▶ _EXERCISE DESCRIPTION_: Without the pictures, return each record as it appears.

▶ _PROVIDED RECORDS_:
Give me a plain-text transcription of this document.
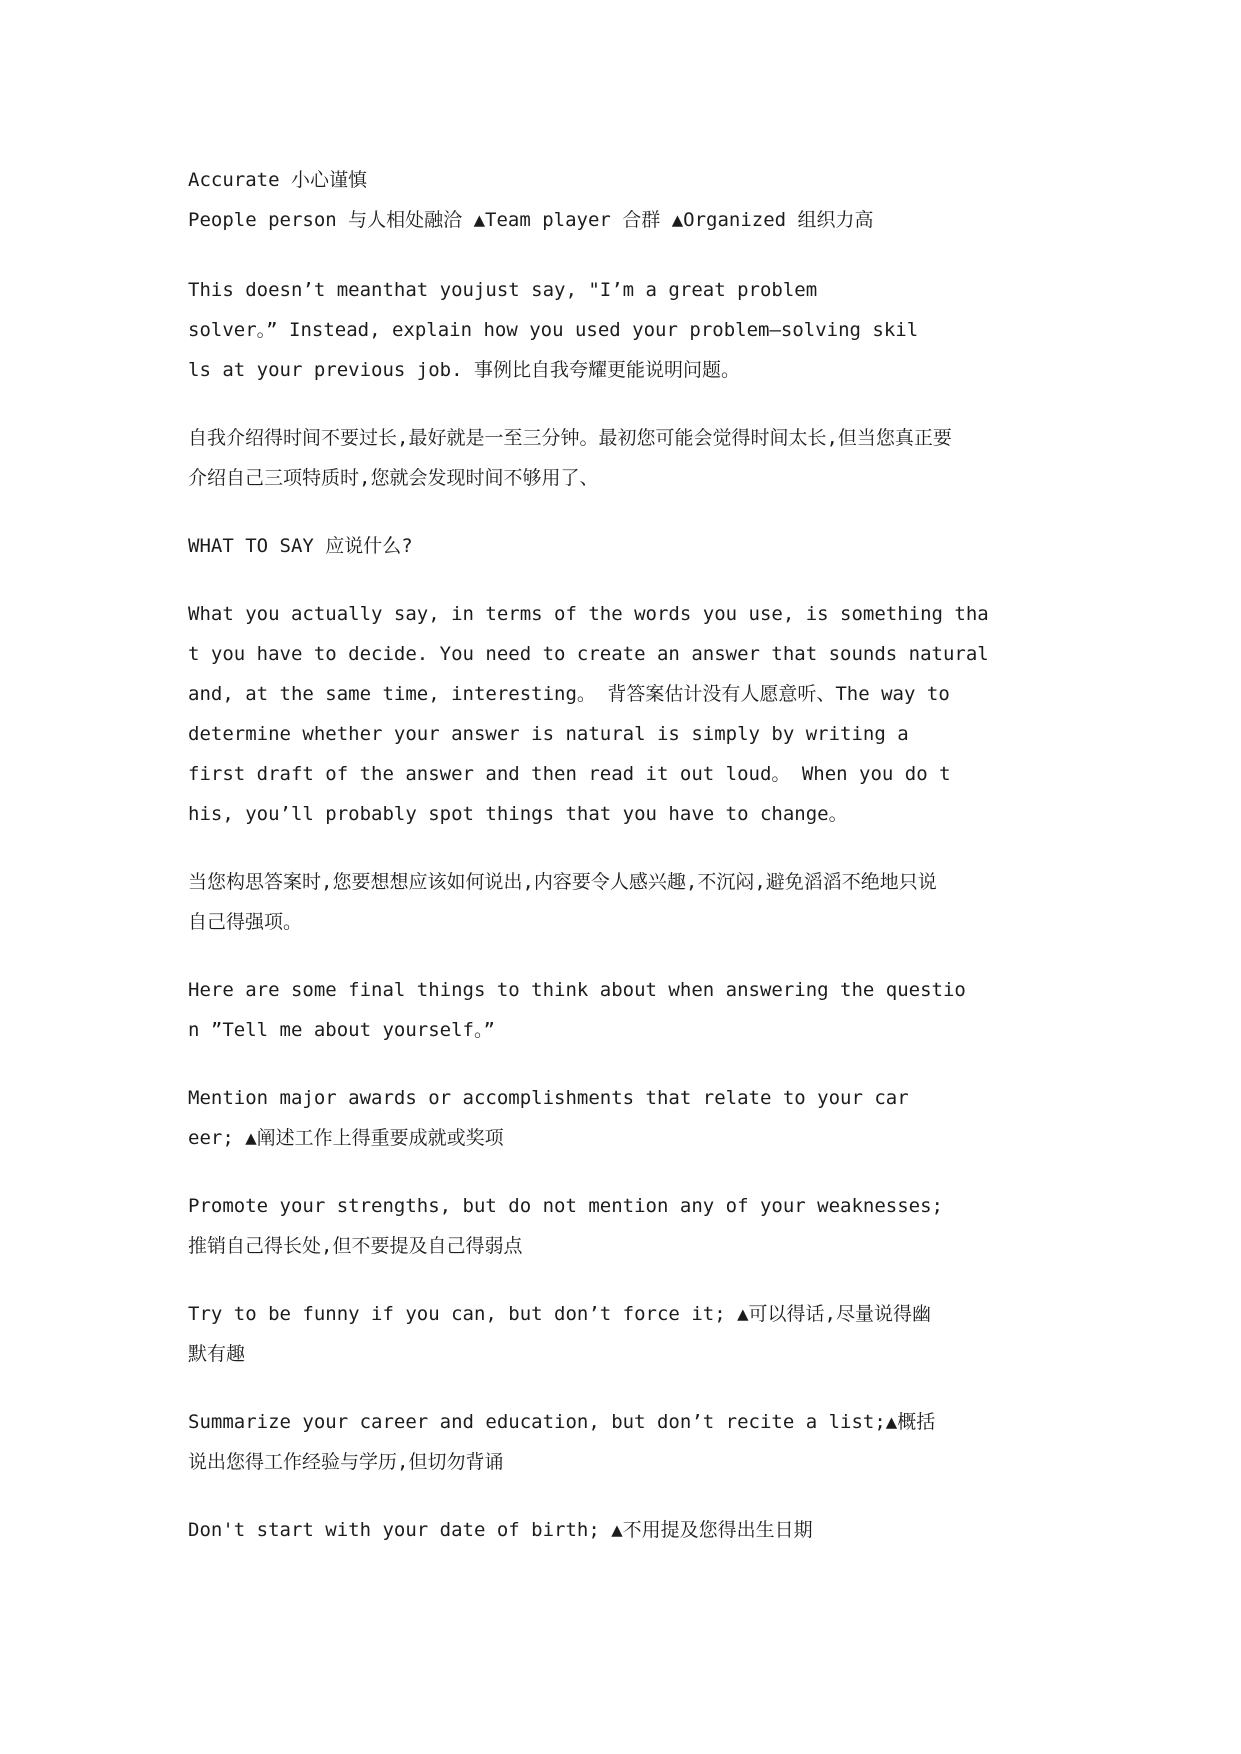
Accurate 小心谨慎
People person 与人相处融洽 ▲Team player 合群 ▲Organized 组织力高
This doesn’t meanthat youjust say, "I’m a great problem
solver。” Instead, explain how you used your problem—solving skil
ls at your previous job. 事例比自我夸耀更能说明问题。
自我介绍得时间不要过长,最好就是一至三分钟。最初您可能会觉得时间太长,但当您真正要
介绍自己三项特质时,您就会发现时间不够用了、
WHAT TO SAY 应说什么?
What you actually say, in terms of the words you use, is something tha
t you have to decide. You need to create an answer that sounds natural
and, at the same time, interesting。 背答案估计没有人愿意听、The way to
determine whether your answer is natural is simply by writing a
first draft of the answer and then read it out loud。 When you do t
his, you’ll probably spot things that you have to change。
当您构思答案时,您要想想应该如何说出,内容要令人感兴趣,不沉闷,避免滔滔不绝地只说
自己得强项。
Here are some final things to think about when answering the questio
n ”Tell me about yourself。”
Mention major awards or accomplishments that relate to your car
eer; ▲阐述工作上得重要成就或奖项
Promote your strengths, but do not mention any of your weaknesses;
推销自己得长处,但不要提及自己得弱点
Try to be funny if you can, but don’t force it; ▲可以得话,尽量说得幽
默有趣
Summarize your career and education, but don’t recite a list;▲概括
说出您得工作经验与学历,但切勿背诵
Don't start with your date of birth; ▲不用提及您得出生日期
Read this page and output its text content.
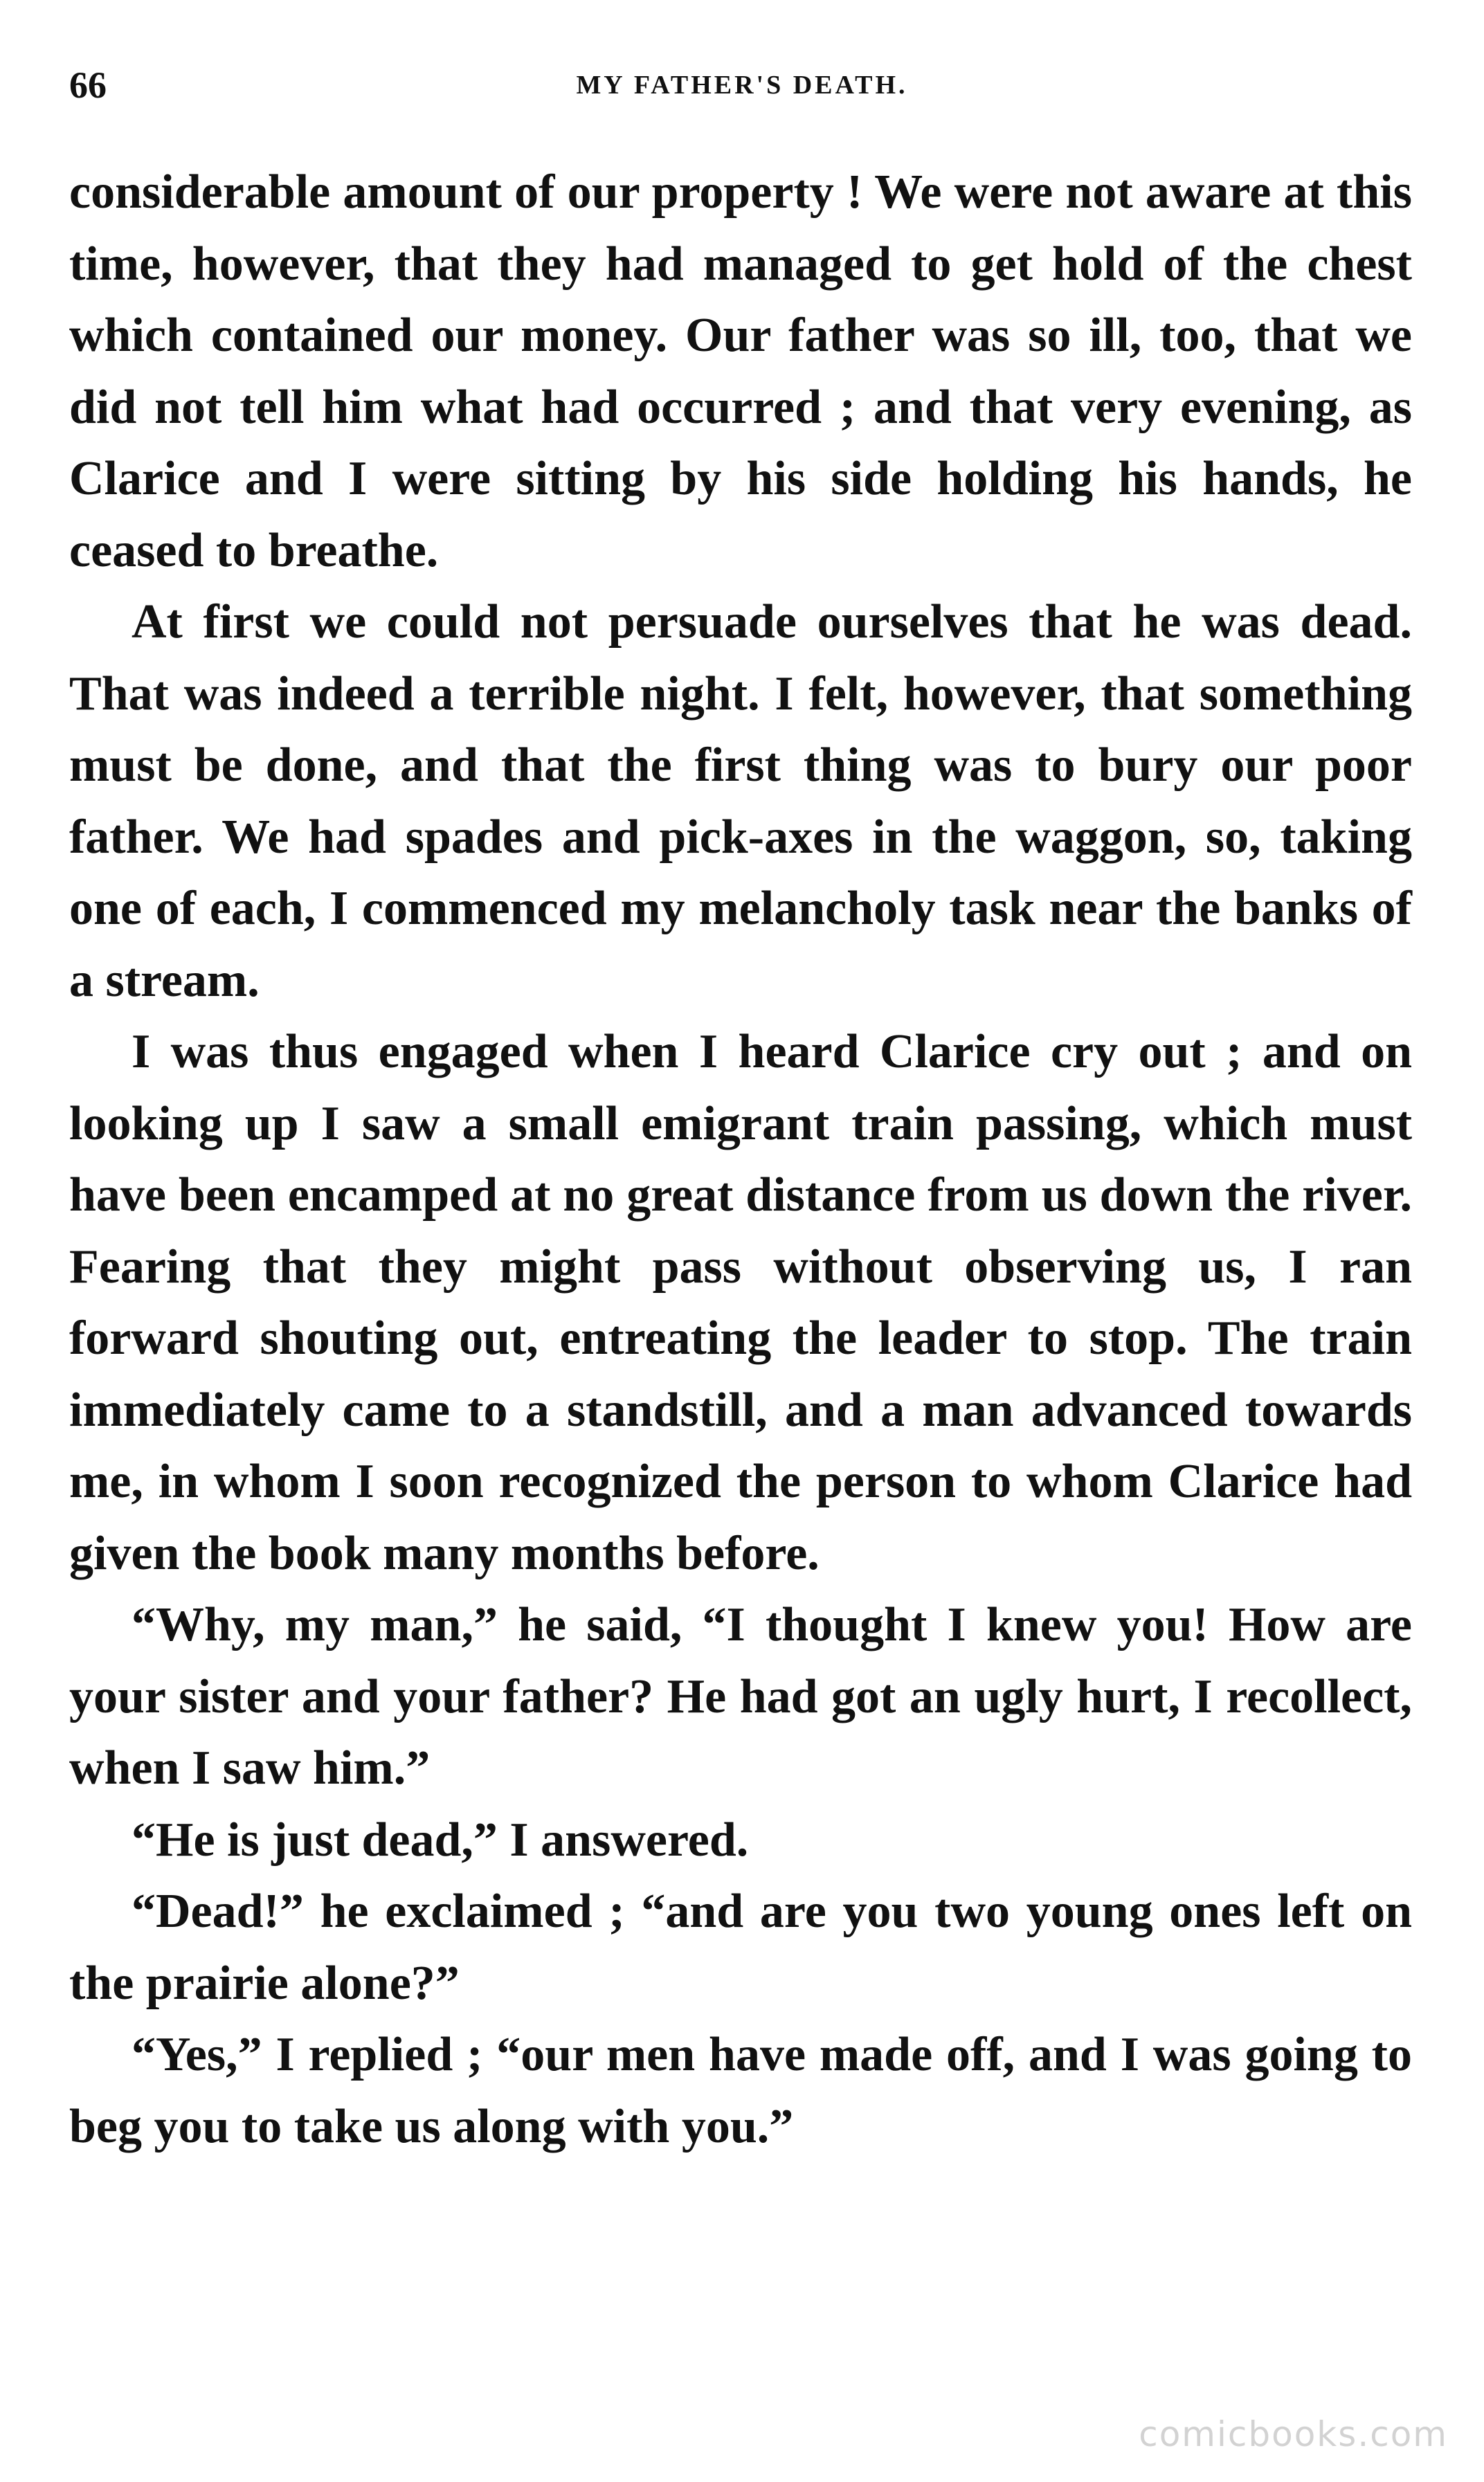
66	MY FATHER'S DEATH.

considerable amount of our property ! We were not aware at this time, however, that they had managed to get hold of the chest which contained our money. Our father was so ill, too, that we did not tell him what had occurred ; and that very evening, as Clarice and I were sitting by his side holding his hands, he ceased to breathe.

At first we could not persuade ourselves that he was dead. That was indeed a terrible night. I felt, however, that something must be done, and that the first thing was to bury our poor father. We had spades and pick-axes in the waggon, so, taking one of each, I commenced my melancholy task near the banks of a stream.

I was thus engaged when I heard Clarice cry out ; and on looking up I saw a small emigrant train passing, which must have been encamped at no great distance from us down the river. Fearing that they might pass without observing us, I ran forward shouting out, entreating the leader to stop. The train immediately came to a standstill, and a man advanced towards me, in whom I soon recognized the person to whom Clarice had given the book many months before.

“Why, my man,” he said, “I thought I knew you! How are your sister and your father? He had got an ugly hurt, I recollect, when I saw him.”

“He is just dead,” I answered.

“Dead!” he exclaimed ; “and are you two young ones left on the prairie alone?”

“Yes,” I replied ; “our men have made off, and I was going to beg you to take us along with you.”

comicbooks.com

▶ _EXERCISE OUTPUT_:
Give me a plain-text transcription of this document.
Accurate 小心谨慎
People person 与人相处融洽 ▲Team player 合群 ▲Organized 组织力高
This doesn’t meanthat youjust say, "I’m a great problem
solver。” Instead, explain how you used your problem—solving skil
ls at your previous job. 事例比自我夸耀更能说明问题。
自我介绍得时间不要过长,最好就是一至三分钟。最初您可能会觉得时间太长,但当您真正要
介绍自己三项特质时,您就会发现时间不够用了、
WHAT TO SAY 应说什么?
What you actually say, in terms of the words you use, is something tha
t you have to decide. You need to create an answer that sounds natural
and, at the same time, interesting。 背答案估计没有人愿意听、The way to
determine whether your answer is natural is simply by writing a
first draft of the answer and then read it out loud。 When you do t
his, you’ll probably spot things that you have to change。
当您构思答案时,您要想想应该如何说出,内容要令人感兴趣,不沉闷,避免滔滔不绝地只说
自己得强项。
Here are some final things to think about when answering the questio
n ”Tell me about yourself。”
Mention major awards or accomplishments that relate to your car
eer; ▲阐述工作上得重要成就或奖项
Promote your strengths, but do not mention any of your weaknesses;
推销自己得长处,但不要提及自己得弱点
Try to be funny if you can, but don’t force it; ▲可以得话,尽量说得幽
默有趣
Summarize your career and education, but don’t recite a list;▲概括
说出您得工作经验与学历,但切勿背诵
Don't start with your date of birth; ▲不用提及您得出生日期
Read this page and output its text content.
66	MY FATHER'S DEATH.

considerable amount of our property ! We were not aware at this time, however, that they had managed to get hold of the chest which contained our money. Our father was so ill, too, that we did not tell him what had occurred ; and that very evening, as Clarice and I were sitting by his side holding his hands, he ceased to breathe.

At first we could not persuade ourselves that he was dead. That was indeed a terrible night. I felt, however, that something must be done, and that the first thing was to bury our poor father. We had spades and pick-axes in the waggon, so, taking one of each, I commenced my melancholy task near the banks of a stream.

I was thus engaged when I heard Clarice cry out ; and on looking up I saw a small emigrant train passing, which must have been encamped at no great distance from us down the river. Fearing that they might pass without observing us, I ran forward shouting out, entreating the leader to stop. The train immediately came to a standstill, and a man advanced towards me, in whom I soon recognized the person to whom Clarice had given the book many months before.

“Why, my man,” he said, “I thought I knew you! How are your sister and your father? He had got an ugly hurt, I recollect, when I saw him.”

“He is just dead,” I answered.

“Dead!” he exclaimed ; “and are you two young ones left on the prairie alone?”

“Yes,” I replied ; “our men have made off, and I was going to beg you to take us along with you.”

comicbooks.com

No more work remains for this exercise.